### The input
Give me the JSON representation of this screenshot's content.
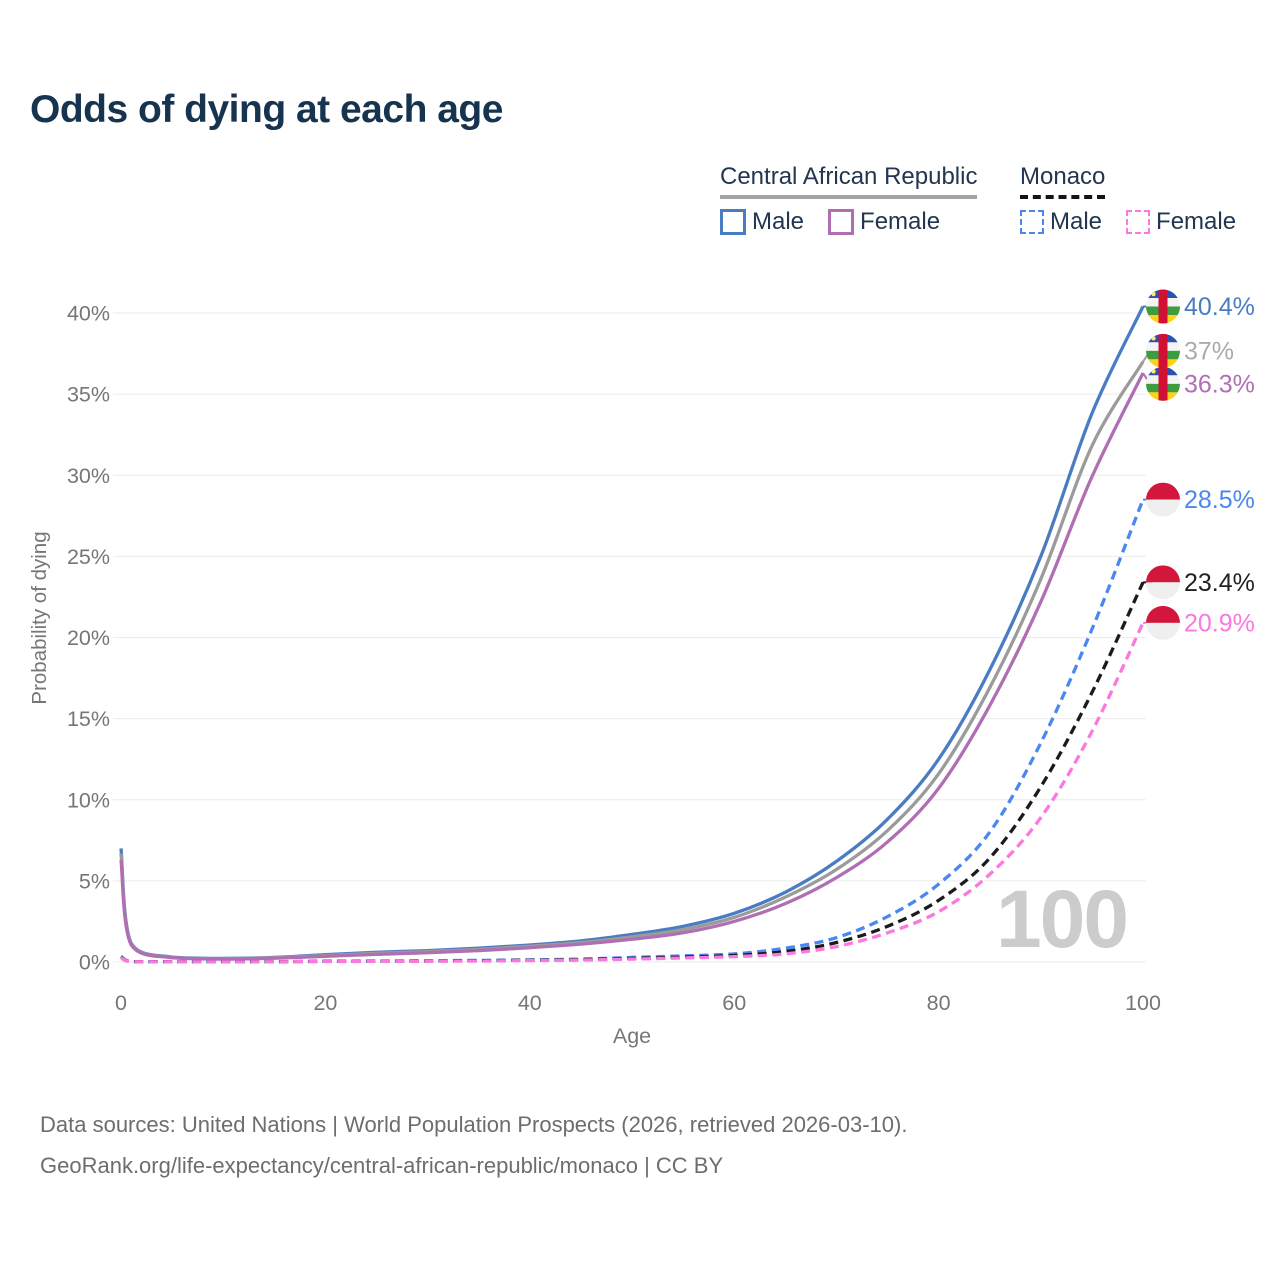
{
  "title": "Odds of dying at each age",
  "legend": {
    "groups": [
      {
        "name": "Central African Republic",
        "underline_color": "#a3a3a3",
        "dashed": false,
        "items": [
          {
            "label": "Male",
            "color": "#4a7cc2"
          },
          {
            "label": "Female",
            "color": "#b06fb2"
          }
        ]
      },
      {
        "name": "Monaco",
        "underline_color": "#141414",
        "dashed": true,
        "items": [
          {
            "label": "Male",
            "color": "#4b87f0"
          },
          {
            "label": "Female",
            "color": "#fb78de"
          }
        ]
      }
    ]
  },
  "chart_data": {
    "type": "line",
    "title": "Odds of dying at each age",
    "xlabel": "Age",
    "ylabel": "Probability of dying",
    "xlim": [
      0,
      100
    ],
    "ylim": [
      0,
      42
    ],
    "x_ticks": [
      0,
      20,
      40,
      60,
      80,
      100
    ],
    "y_tick_labels": [
      "0%",
      "5%",
      "10%",
      "15%",
      "20%",
      "25%",
      "30%",
      "35%",
      "40%"
    ],
    "grid": "horizontal-only",
    "legend_position": "top-right",
    "watermark": "100",
    "x": [
      0,
      1,
      5,
      10,
      15,
      20,
      25,
      30,
      35,
      40,
      45,
      50,
      55,
      60,
      65,
      70,
      75,
      80,
      85,
      90,
      95,
      100
    ],
    "series": [
      {
        "name": "Central African Republic Male",
        "color": "#4a7cc2",
        "dash": false,
        "flag": "central-african-republic",
        "end_label": "40.4%",
        "label_color": "#4a7cc2",
        "values": [
          7.0,
          1.15,
          0.3,
          0.22,
          0.28,
          0.45,
          0.6,
          0.7,
          0.85,
          1.05,
          1.3,
          1.7,
          2.2,
          3.0,
          4.3,
          6.2,
          8.8,
          12.5,
          18.0,
          25.0,
          33.8,
          40.4
        ]
      },
      {
        "name": "Central African Republic Both sexes",
        "color": "#9b9b9b",
        "dash": false,
        "flag": "central-african-republic",
        "end_label": "37%",
        "label_color": "#ababab",
        "values": [
          6.7,
          1.1,
          0.28,
          0.2,
          0.26,
          0.4,
          0.54,
          0.64,
          0.78,
          0.97,
          1.2,
          1.55,
          2.0,
          2.75,
          4.0,
          5.7,
          8.1,
          11.6,
          16.9,
          23.6,
          31.8,
          37.0
        ]
      },
      {
        "name": "Central African Republic Female",
        "color": "#b06fb2",
        "dash": false,
        "flag": "central-african-republic",
        "end_label": "36.3%",
        "label_color": "#b06fb2",
        "values": [
          6.3,
          1.05,
          0.26,
          0.18,
          0.23,
          0.35,
          0.47,
          0.57,
          0.7,
          0.88,
          1.1,
          1.4,
          1.8,
          2.5,
          3.6,
          5.2,
          7.4,
          10.7,
          15.8,
          22.2,
          29.9,
          36.3
        ]
      },
      {
        "name": "Monaco Male",
        "color": "#4b87f0",
        "dash": true,
        "flag": "monaco",
        "end_label": "28.5%",
        "label_color": "#4b87f0",
        "values": [
          0.35,
          0.03,
          0.01,
          0.01,
          0.02,
          0.05,
          0.06,
          0.08,
          0.1,
          0.13,
          0.18,
          0.28,
          0.38,
          0.5,
          0.85,
          1.5,
          2.8,
          4.8,
          8.0,
          13.5,
          20.5,
          28.5
        ]
      },
      {
        "name": "Monaco Both sexes",
        "color": "#1b1b1b",
        "dash": true,
        "flag": "monaco",
        "end_label": "23.4%",
        "label_color": "#222222",
        "values": [
          0.3,
          0.025,
          0.009,
          0.009,
          0.016,
          0.04,
          0.05,
          0.06,
          0.08,
          0.11,
          0.15,
          0.22,
          0.3,
          0.4,
          0.65,
          1.2,
          2.2,
          3.8,
          6.4,
          10.8,
          16.6,
          23.4
        ]
      },
      {
        "name": "Monaco Female",
        "color": "#fb78de",
        "dash": true,
        "flag": "monaco",
        "end_label": "20.9%",
        "label_color": "#fb78de",
        "values": [
          0.27,
          0.02,
          0.008,
          0.008,
          0.013,
          0.03,
          0.04,
          0.05,
          0.06,
          0.09,
          0.12,
          0.18,
          0.25,
          0.33,
          0.5,
          0.95,
          1.8,
          3.1,
          5.4,
          8.9,
          14.2,
          20.9
        ]
      }
    ],
    "flag_colors": {
      "central-african-republic": {
        "blue": "#2c52b0",
        "white": "#f4f4f4",
        "green": "#3d9c3d",
        "yellow": "#ffd117",
        "red": "#d21034",
        "star": "#ffe96b"
      },
      "monaco": {
        "red": "#d3173c",
        "white": "#efefef"
      }
    },
    "axis_color": "#767676",
    "grid_color": "#ebebeb",
    "watermark_color": "#cccccc"
  },
  "footer": {
    "line1": "Data sources: United Nations | World Population Prospects (2026, retrieved 2026-03-10).",
    "line2": "GeoRank.org/life-expectancy/central-african-republic/monaco | CC BY"
  }
}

### Brief
Reproduce the whole listing above word for word, but not its pictures.

### Solved exercise
Give me the JSON representation of this screenshot's content.
{
  "title": "Odds of dying at each age",
  "legend": {
    "groups": [
      {
        "name": "Central African Republic",
        "underline_color": "#a3a3a3",
        "dashed": false,
        "items": [
          {
            "label": "Male",
            "color": "#4a7cc2"
          },
          {
            "label": "Female",
            "color": "#b06fb2"
          }
        ]
      },
      {
        "name": "Monaco",
        "underline_color": "#141414",
        "dashed": true,
        "items": [
          {
            "label": "Male",
            "color": "#4b87f0"
          },
          {
            "label": "Female",
            "color": "#fb78de"
          }
        ]
      }
    ]
  },
  "chart_data": {
    "type": "line",
    "title": "Odds of dying at each age",
    "xlabel": "Age",
    "ylabel": "Probability of dying",
    "xlim": [
      0,
      100
    ],
    "ylim": [
      0,
      42
    ],
    "x_ticks": [
      0,
      20,
      40,
      60,
      80,
      100
    ],
    "y_tick_labels": [
      "0%",
      "5%",
      "10%",
      "15%",
      "20%",
      "25%",
      "30%",
      "35%",
      "40%"
    ],
    "grid": "horizontal-only",
    "legend_position": "top-right",
    "watermark": "100",
    "x": [
      0,
      1,
      5,
      10,
      15,
      20,
      25,
      30,
      35,
      40,
      45,
      50,
      55,
      60,
      65,
      70,
      75,
      80,
      85,
      90,
      95,
      100
    ],
    "series": [
      {
        "name": "Central African Republic Male",
        "color": "#4a7cc2",
        "dash": false,
        "flag": "central-african-republic",
        "end_label": "40.4%",
        "label_color": "#4a7cc2",
        "values": [
          7.0,
          1.15,
          0.3,
          0.22,
          0.28,
          0.45,
          0.6,
          0.7,
          0.85,
          1.05,
          1.3,
          1.7,
          2.2,
          3.0,
          4.3,
          6.2,
          8.8,
          12.5,
          18.0,
          25.0,
          33.8,
          40.4
        ]
      },
      {
        "name": "Central African Republic Both sexes",
        "color": "#9b9b9b",
        "dash": false,
        "flag": "central-african-republic",
        "end_label": "37%",
        "label_color": "#ababab",
        "values": [
          6.7,
          1.1,
          0.28,
          0.2,
          0.26,
          0.4,
          0.54,
          0.64,
          0.78,
          0.97,
          1.2,
          1.55,
          2.0,
          2.75,
          4.0,
          5.7,
          8.1,
          11.6,
          16.9,
          23.6,
          31.8,
          37.0
        ]
      },
      {
        "name": "Central African Republic Female",
        "color": "#b06fb2",
        "dash": false,
        "flag": "central-african-republic",
        "end_label": "36.3%",
        "label_color": "#b06fb2",
        "values": [
          6.3,
          1.05,
          0.26,
          0.18,
          0.23,
          0.35,
          0.47,
          0.57,
          0.7,
          0.88,
          1.1,
          1.4,
          1.8,
          2.5,
          3.6,
          5.2,
          7.4,
          10.7,
          15.8,
          22.2,
          29.9,
          36.3
        ]
      },
      {
        "name": "Monaco Male",
        "color": "#4b87f0",
        "dash": true,
        "flag": "monaco",
        "end_label": "28.5%",
        "label_color": "#4b87f0",
        "values": [
          0.35,
          0.03,
          0.01,
          0.01,
          0.02,
          0.05,
          0.06,
          0.08,
          0.1,
          0.13,
          0.18,
          0.28,
          0.38,
          0.5,
          0.85,
          1.5,
          2.8,
          4.8,
          8.0,
          13.5,
          20.5,
          28.5
        ]
      },
      {
        "name": "Monaco Both sexes",
        "color": "#1b1b1b",
        "dash": true,
        "flag": "monaco",
        "end_label": "23.4%",
        "label_color": "#222222",
        "values": [
          0.3,
          0.025,
          0.009,
          0.009,
          0.016,
          0.04,
          0.05,
          0.06,
          0.08,
          0.11,
          0.15,
          0.22,
          0.3,
          0.4,
          0.65,
          1.2,
          2.2,
          3.8,
          6.4,
          10.8,
          16.6,
          23.4
        ]
      },
      {
        "name": "Monaco Female",
        "color": "#fb78de",
        "dash": true,
        "flag": "monaco",
        "end_label": "20.9%",
        "label_color": "#fb78de",
        "values": [
          0.27,
          0.02,
          0.008,
          0.008,
          0.013,
          0.03,
          0.04,
          0.05,
          0.06,
          0.09,
          0.12,
          0.18,
          0.25,
          0.33,
          0.5,
          0.95,
          1.8,
          3.1,
          5.4,
          8.9,
          14.2,
          20.9
        ]
      }
    ],
    "flag_colors": {
      "central-african-republic": {
        "blue": "#2c52b0",
        "white": "#f4f4f4",
        "green": "#3d9c3d",
        "yellow": "#ffd117",
        "red": "#d21034",
        "star": "#ffe96b"
      },
      "monaco": {
        "red": "#d3173c",
        "white": "#efefef"
      }
    },
    "axis_color": "#767676",
    "grid_color": "#ebebeb",
    "watermark_color": "#cccccc"
  },
  "footer": {
    "line1": "Data sources: United Nations | World Population Prospects (2026, retrieved 2026-03-10).",
    "line2": "GeoRank.org/life-expectancy/central-african-republic/monaco | CC BY"
  }
}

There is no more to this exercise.